Records
>>>

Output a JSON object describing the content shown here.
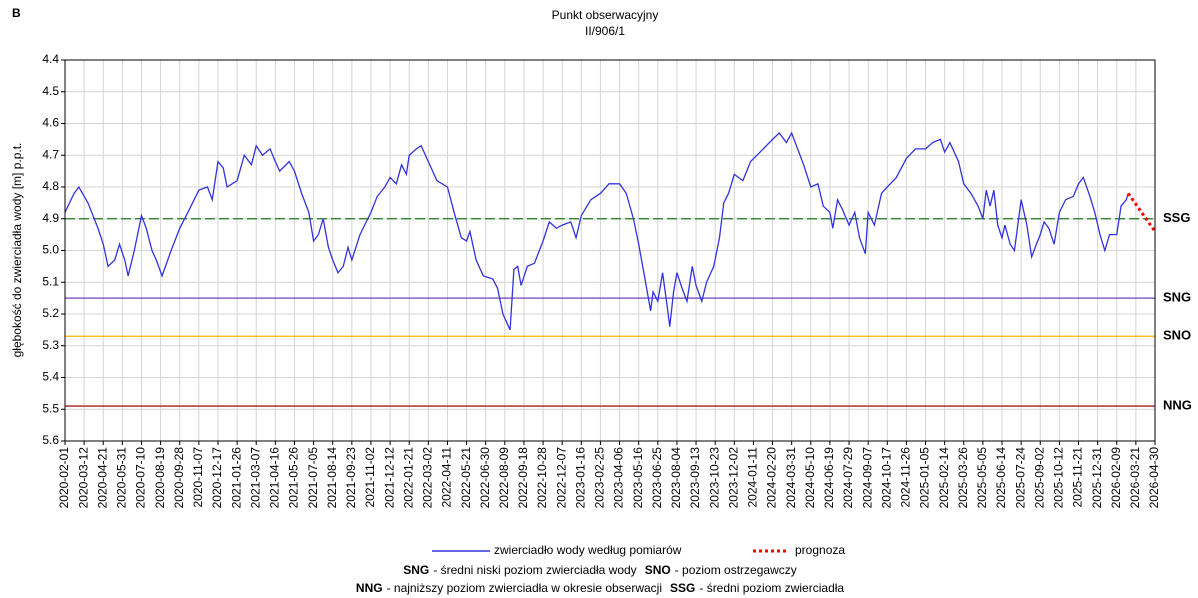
{
  "chart_data": {
    "type": "line",
    "panel_label": "B",
    "title": "Punkt obserwacyjny",
    "subtitle": "II/906/1",
    "y_label": "głębokość do zwierciadła wody [m] p.p.t.",
    "ylim": [
      4.4,
      5.6
    ],
    "y_inverted": true,
    "yticks": [
      4.4,
      4.5,
      4.6,
      4.7,
      4.8,
      4.9,
      {
        "value": 5,
        "label": "5.0"
      },
      5.1,
      5.2,
      5.3,
      5.4,
      5.5,
      5.6
    ],
    "xlim": [
      "2020-02-01",
      "2026-04-30"
    ],
    "xticks": [
      "2020-02-01",
      "2020-03-12",
      "2020-04-21",
      "2020-05-31",
      "2020-07-10",
      "2020-08-19",
      "2020-09-28",
      "2020-11-07",
      "2020-12-17",
      "2021-01-26",
      "2021-03-07",
      "2021-04-16",
      "2021-05-26",
      "2021-07-05",
      "2021-08-14",
      "2021-09-23",
      "2021-11-02",
      "2021-12-12",
      "2022-01-21",
      "2022-03-02",
      "2022-04-11",
      "2022-05-21",
      "2022-06-30",
      "2022-08-09",
      "2022-09-18",
      "2022-10-28",
      "2022-12-07",
      "2023-01-16",
      "2023-02-25",
      "2023-04-06",
      "2023-05-16",
      "2023-06-25",
      "2023-08-04",
      "2023-09-13",
      "2023-10-23",
      "2023-12-02",
      "2024-01-11",
      "2024-02-20",
      "2024-03-31",
      "2024-05-10",
      "2024-06-19",
      "2024-07-29",
      "2024-09-07",
      "2024-10-17",
      "2024-11-26",
      "2025-01-05",
      "2025-02-14",
      "2025-03-26",
      "2025-05-05",
      "2025-06-14",
      "2025-07-24",
      "2025-09-02",
      "2025-10-12",
      "2025-11-21",
      "2025-12-31",
      "2026-02-09",
      "2026-03-21",
      "2026-04-30"
    ],
    "grid": true,
    "series": [
      {
        "name": "zwierciadło wody według pomiarów",
        "color": "#3333dd",
        "dash": false,
        "x": [
          "2020-02-01",
          "2020-02-20",
          "2020-03-01",
          "2020-03-20",
          "2020-04-10",
          "2020-04-21",
          "2020-05-01",
          "2020-05-15",
          "2020-05-25",
          "2020-06-05",
          "2020-06-12",
          "2020-06-25",
          "2020-07-10",
          "2020-07-20",
          "2020-08-01",
          "2020-08-10",
          "2020-08-22",
          "2020-09-10",
          "2020-09-28",
          "2020-10-15",
          "2020-11-07",
          "2020-11-25",
          "2020-12-05",
          "2020-12-17",
          "2020-12-28",
          "2021-01-05",
          "2021-01-26",
          "2021-02-10",
          "2021-02-25",
          "2021-03-07",
          "2021-03-20",
          "2021-04-05",
          "2021-04-16",
          "2021-04-25",
          "2021-05-15",
          "2021-05-26",
          "2021-06-10",
          "2021-06-25",
          "2021-07-05",
          "2021-07-15",
          "2021-07-25",
          "2021-08-05",
          "2021-08-14",
          "2021-08-25",
          "2021-09-05",
          "2021-09-15",
          "2021-09-23",
          "2021-10-10",
          "2021-11-02",
          "2021-11-15",
          "2021-12-01",
          "2021-12-12",
          "2021-12-25",
          "2022-01-05",
          "2022-01-15",
          "2022-01-21",
          "2022-02-05",
          "2022-02-15",
          "2022-03-02",
          "2022-03-20",
          "2022-04-11",
          "2022-04-25",
          "2022-05-10",
          "2022-05-21",
          "2022-05-28",
          "2022-06-10",
          "2022-06-25",
          "2022-07-15",
          "2022-07-25",
          "2022-08-05",
          "2022-08-20",
          "2022-08-28",
          "2022-09-05",
          "2022-09-12",
          "2022-09-25",
          "2022-10-10",
          "2022-10-28",
          "2022-11-10",
          "2022-11-25",
          "2022-12-07",
          "2022-12-25",
          "2023-01-05",
          "2023-01-16",
          "2023-02-05",
          "2023-02-25",
          "2023-03-15",
          "2023-04-06",
          "2023-04-20",
          "2023-05-05",
          "2023-05-16",
          "2023-05-28",
          "2023-06-10",
          "2023-06-15",
          "2023-06-25",
          "2023-07-05",
          "2023-07-15",
          "2023-07-20",
          "2023-07-28",
          "2023-08-04",
          "2023-08-15",
          "2023-08-25",
          "2023-09-05",
          "2023-09-13",
          "2023-09-25",
          "2023-10-05",
          "2023-10-20",
          "2023-11-01",
          "2023-11-10",
          "2023-11-20",
          "2023-12-02",
          "2023-12-20",
          "2024-01-05",
          "2024-01-25",
          "2024-02-20",
          "2024-03-05",
          "2024-03-20",
          "2024-03-31",
          "2024-04-10",
          "2024-04-25",
          "2024-05-10",
          "2024-05-25",
          "2024-06-05",
          "2024-06-19",
          "2024-06-25",
          "2024-07-05",
          "2024-07-15",
          "2024-07-29",
          "2024-08-10",
          "2024-08-20",
          "2024-09-01",
          "2024-09-07",
          "2024-09-20",
          "2024-10-05",
          "2024-10-17",
          "2024-11-05",
          "2024-11-26",
          "2024-12-15",
          "2025-01-05",
          "2025-01-20",
          "2025-02-05",
          "2025-02-14",
          "2025-02-25",
          "2025-03-15",
          "2025-03-26",
          "2025-04-10",
          "2025-04-25",
          "2025-05-05",
          "2025-05-12",
          "2025-05-20",
          "2025-05-28",
          "2025-06-05",
          "2025-06-14",
          "2025-06-20",
          "2025-07-01",
          "2025-07-10",
          "2025-07-24",
          "2025-08-05",
          "2025-08-15",
          "2025-08-25",
          "2025-09-02",
          "2025-09-10",
          "2025-09-20",
          "2025-10-01",
          "2025-10-12",
          "2025-10-25",
          "2025-11-10",
          "2025-11-21",
          "2025-12-01",
          "2025-12-15",
          "2025-12-25",
          "2026-01-05",
          "2026-01-15",
          "2026-01-25",
          "2026-02-09",
          "2026-02-18",
          "2026-03-01",
          "2026-03-05"
        ],
        "values": [
          4.88,
          4.82,
          4.8,
          4.85,
          4.93,
          4.98,
          5.05,
          5.03,
          4.98,
          5.03,
          5.08,
          5.0,
          4.89,
          4.93,
          5.0,
          5.03,
          5.08,
          5.0,
          4.93,
          4.88,
          4.81,
          4.8,
          4.84,
          4.72,
          4.74,
          4.8,
          4.78,
          4.7,
          4.73,
          4.67,
          4.7,
          4.68,
          4.72,
          4.75,
          4.72,
          4.75,
          4.82,
          4.88,
          4.97,
          4.95,
          4.9,
          4.99,
          5.03,
          5.07,
          5.05,
          4.99,
          5.03,
          4.95,
          4.88,
          4.83,
          4.8,
          4.77,
          4.79,
          4.73,
          4.76,
          4.7,
          4.68,
          4.67,
          4.72,
          4.78,
          4.8,
          4.88,
          4.96,
          4.97,
          4.94,
          5.03,
          5.08,
          5.09,
          5.12,
          5.2,
          5.25,
          5.06,
          5.05,
          5.11,
          5.05,
          5.04,
          4.97,
          4.91,
          4.93,
          4.92,
          4.91,
          4.96,
          4.89,
          4.84,
          4.82,
          4.79,
          4.79,
          4.82,
          4.9,
          4.98,
          5.08,
          5.19,
          5.13,
          5.16,
          5.07,
          5.18,
          5.24,
          5.13,
          5.07,
          5.12,
          5.16,
          5.05,
          5.11,
          5.16,
          5.1,
          5.05,
          4.96,
          4.85,
          4.82,
          4.76,
          4.78,
          4.72,
          4.69,
          4.65,
          4.63,
          4.66,
          4.63,
          4.67,
          4.73,
          4.8,
          4.79,
          4.86,
          4.88,
          4.93,
          4.84,
          4.87,
          4.92,
          4.88,
          4.96,
          5.01,
          4.88,
          4.92,
          4.82,
          4.8,
          4.77,
          4.71,
          4.68,
          4.68,
          4.66,
          4.65,
          4.69,
          4.66,
          4.72,
          4.79,
          4.82,
          4.86,
          4.9,
          4.81,
          4.86,
          4.81,
          4.92,
          4.96,
          4.92,
          4.98,
          5.0,
          4.84,
          4.92,
          5.02,
          4.98,
          4.95,
          4.91,
          4.93,
          4.98,
          4.88,
          4.84,
          4.83,
          4.79,
          4.77,
          4.83,
          4.88,
          4.95,
          5.0,
          4.95,
          4.95,
          4.86,
          4.84,
          4.82
        ]
      },
      {
        "name": "prognoza",
        "color": "#ff0000",
        "dash": true,
        "x": [
          "2026-03-05",
          "2026-04-30"
        ],
        "values": [
          4.82,
          4.94
        ]
      }
    ],
    "reference_lines": [
      {
        "label": "SSG",
        "value": 4.9,
        "color": "#1a7a1a",
        "dash": true
      },
      {
        "label": "SNG",
        "value": 5.15,
        "color": "#7040c0",
        "dash": false
      },
      {
        "label": "SNO",
        "value": 5.27,
        "color": "#f0b400",
        "dash": false
      },
      {
        "label": "NNG",
        "value": 5.49,
        "color": "#a02020",
        "dash": false
      }
    ],
    "legend_notes": [
      {
        "abbr": "SNG",
        "text": "- średni niski poziom zwierciadła wody"
      },
      {
        "abbr": "SNO",
        "text": "- poziom ostrzegawczy"
      },
      {
        "abbr": "NNG",
        "text": "- najniższy poziom zwierciadła w okresie obserwacji"
      },
      {
        "abbr": "SSG",
        "text": "- średni poziom zwierciadła"
      }
    ]
  }
}
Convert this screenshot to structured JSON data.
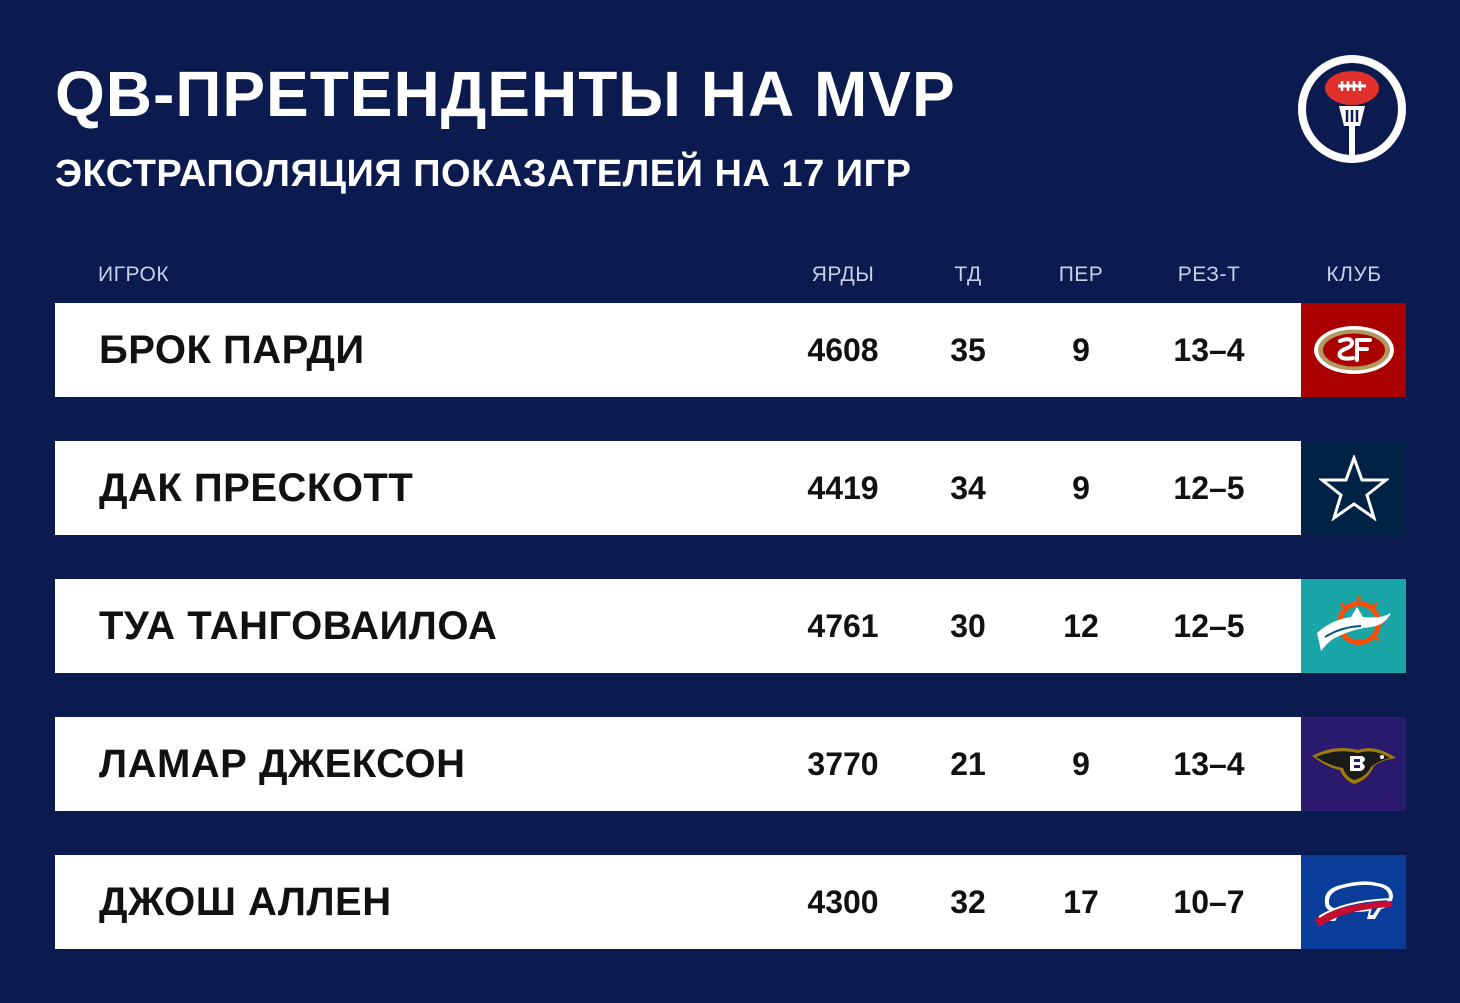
{
  "header": {
    "title": "QB-ПРЕТЕНДЕНТЫ НА MVP",
    "subtitle": "ЭКСТРАПОЛЯЦИЯ ПОКАЗАТЕЛЕЙ НА 17 ИГР",
    "logo_icon": "football-microphone-icon"
  },
  "columns": {
    "player": "ИГРОК",
    "yards": "ЯРДЫ",
    "td": "ТД",
    "int": "ПЕР",
    "record": "РЕЗ-Т",
    "club": "КЛУБ"
  },
  "rows": [
    {
      "player": "БРОК ПАРДИ",
      "yards": "4608",
      "td": "35",
      "int": "9",
      "record": "13–4",
      "club_icon": "49ers-logo-icon",
      "club_color": "#aa0000"
    },
    {
      "player": "ДАК ПРЕСКОТТ",
      "yards": "4419",
      "td": "34",
      "int": "9",
      "record": "12–5",
      "club_icon": "cowboys-star-icon",
      "club_color": "#002244"
    },
    {
      "player": "ТУА ТАНГОВАИЛОА",
      "yards": "4761",
      "td": "30",
      "int": "12",
      "record": "12–5",
      "club_icon": "dolphins-logo-icon",
      "club_color": "#1aa6a6"
    },
    {
      "player": "ЛАМАР ДЖЕКСОН",
      "yards": "3770",
      "td": "21",
      "int": "9",
      "record": "13–4",
      "club_icon": "ravens-logo-icon",
      "club_color": "#2a1a6e"
    },
    {
      "player": "ДЖОШ АЛЛЕН",
      "yards": "4300",
      "td": "32",
      "int": "17",
      "record": "10–7",
      "club_icon": "bills-logo-icon",
      "club_color": "#0a3d99"
    }
  ],
  "colors": {
    "background": "#0b1a4f",
    "row_background": "#ffffff",
    "header_text": "#c9d0e6"
  }
}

<<<

» **Exercise task**:
Where does the word "JSON" appear in the listing? List each line that holds it.

» **Written response**:
Output a JSON object describing the content shown here.
Convert this screenshot to structured JSON data.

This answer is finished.